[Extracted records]

• • • •

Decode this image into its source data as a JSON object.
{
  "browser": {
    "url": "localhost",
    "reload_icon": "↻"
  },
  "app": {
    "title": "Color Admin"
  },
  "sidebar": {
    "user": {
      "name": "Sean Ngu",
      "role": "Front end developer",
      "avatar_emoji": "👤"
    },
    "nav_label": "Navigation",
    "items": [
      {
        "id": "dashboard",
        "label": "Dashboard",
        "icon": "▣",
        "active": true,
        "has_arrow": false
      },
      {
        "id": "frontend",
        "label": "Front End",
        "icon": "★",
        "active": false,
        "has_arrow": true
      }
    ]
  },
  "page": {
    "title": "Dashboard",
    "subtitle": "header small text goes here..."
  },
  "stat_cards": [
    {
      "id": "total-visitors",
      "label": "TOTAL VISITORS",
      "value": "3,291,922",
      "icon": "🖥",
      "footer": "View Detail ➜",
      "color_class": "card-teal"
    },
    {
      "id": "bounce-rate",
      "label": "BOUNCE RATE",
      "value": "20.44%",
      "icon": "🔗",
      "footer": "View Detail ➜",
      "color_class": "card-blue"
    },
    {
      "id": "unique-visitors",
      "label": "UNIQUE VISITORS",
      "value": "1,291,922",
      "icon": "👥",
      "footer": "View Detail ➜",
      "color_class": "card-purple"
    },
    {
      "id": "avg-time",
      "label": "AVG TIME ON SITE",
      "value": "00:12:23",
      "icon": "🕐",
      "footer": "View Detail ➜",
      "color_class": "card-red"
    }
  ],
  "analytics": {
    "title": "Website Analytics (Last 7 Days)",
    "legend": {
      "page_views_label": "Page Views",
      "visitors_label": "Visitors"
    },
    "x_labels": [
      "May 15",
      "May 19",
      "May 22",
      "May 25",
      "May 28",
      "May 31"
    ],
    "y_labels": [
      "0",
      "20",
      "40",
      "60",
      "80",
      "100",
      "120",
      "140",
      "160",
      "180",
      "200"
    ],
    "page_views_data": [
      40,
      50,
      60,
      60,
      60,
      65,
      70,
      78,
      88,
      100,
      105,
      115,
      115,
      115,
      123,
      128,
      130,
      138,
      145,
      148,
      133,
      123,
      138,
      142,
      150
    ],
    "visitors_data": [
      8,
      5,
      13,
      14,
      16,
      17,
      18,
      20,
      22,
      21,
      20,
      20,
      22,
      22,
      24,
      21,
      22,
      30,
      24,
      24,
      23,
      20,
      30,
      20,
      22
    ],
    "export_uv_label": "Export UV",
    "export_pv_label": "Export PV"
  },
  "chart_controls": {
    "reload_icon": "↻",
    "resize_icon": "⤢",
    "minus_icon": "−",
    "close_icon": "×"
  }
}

• • • •

» Task to carry out
Output the records verbatim, from the first line to the last.

» Correct answer
Decode this image into its source data as a JSON object.
{
  "browser": {
    "url": "localhost",
    "reload_icon": "↻"
  },
  "app": {
    "title": "Color Admin"
  },
  "sidebar": {
    "user": {
      "name": "Sean Ngu",
      "role": "Front end developer",
      "avatar_emoji": "👤"
    },
    "nav_label": "Navigation",
    "items": [
      {
        "id": "dashboard",
        "label": "Dashboard",
        "icon": "▣",
        "active": true,
        "has_arrow": false
      },
      {
        "id": "frontend",
        "label": "Front End",
        "icon": "★",
        "active": false,
        "has_arrow": true
      }
    ]
  },
  "page": {
    "title": "Dashboard",
    "subtitle": "header small text goes here..."
  },
  "stat_cards": [
    {
      "id": "total-visitors",
      "label": "TOTAL VISITORS",
      "value": "3,291,922",
      "icon": "🖥",
      "footer": "View Detail ➜",
      "color_class": "card-teal"
    },
    {
      "id": "bounce-rate",
      "label": "BOUNCE RATE",
      "value": "20.44%",
      "icon": "🔗",
      "footer": "View Detail ➜",
      "color_class": "card-blue"
    },
    {
      "id": "unique-visitors",
      "label": "UNIQUE VISITORS",
      "value": "1,291,922",
      "icon": "👥",
      "footer": "View Detail ➜",
      "color_class": "card-purple"
    },
    {
      "id": "avg-time",
      "label": "AVG TIME ON SITE",
      "value": "00:12:23",
      "icon": "🕐",
      "footer": "View Detail ➜",
      "color_class": "card-red"
    }
  ],
  "analytics": {
    "title": "Website Analytics (Last 7 Days)",
    "legend": {
      "page_views_label": "Page Views",
      "visitors_label": "Visitors"
    },
    "x_labels": [
      "May 15",
      "May 19",
      "May 22",
      "May 25",
      "May 28",
      "May 31"
    ],
    "y_labels": [
      "0",
      "20",
      "40",
      "60",
      "80",
      "100",
      "120",
      "140",
      "160",
      "180",
      "200"
    ],
    "page_views_data": [
      40,
      50,
      60,
      60,
      60,
      65,
      70,
      78,
      88,
      100,
      105,
      115,
      115,
      115,
      123,
      128,
      130,
      138,
      145,
      148,
      133,
      123,
      138,
      142,
      150
    ],
    "visitors_data": [
      8,
      5,
      13,
      14,
      16,
      17,
      18,
      20,
      22,
      21,
      20,
      20,
      22,
      22,
      24,
      21,
      22,
      30,
      24,
      24,
      23,
      20,
      30,
      20,
      22
    ],
    "export_uv_label": "Export UV",
    "export_pv_label": "Export PV"
  },
  "chart_controls": {
    "reload_icon": "↻",
    "resize_icon": "⤢",
    "minus_icon": "−",
    "close_icon": "×"
  }
}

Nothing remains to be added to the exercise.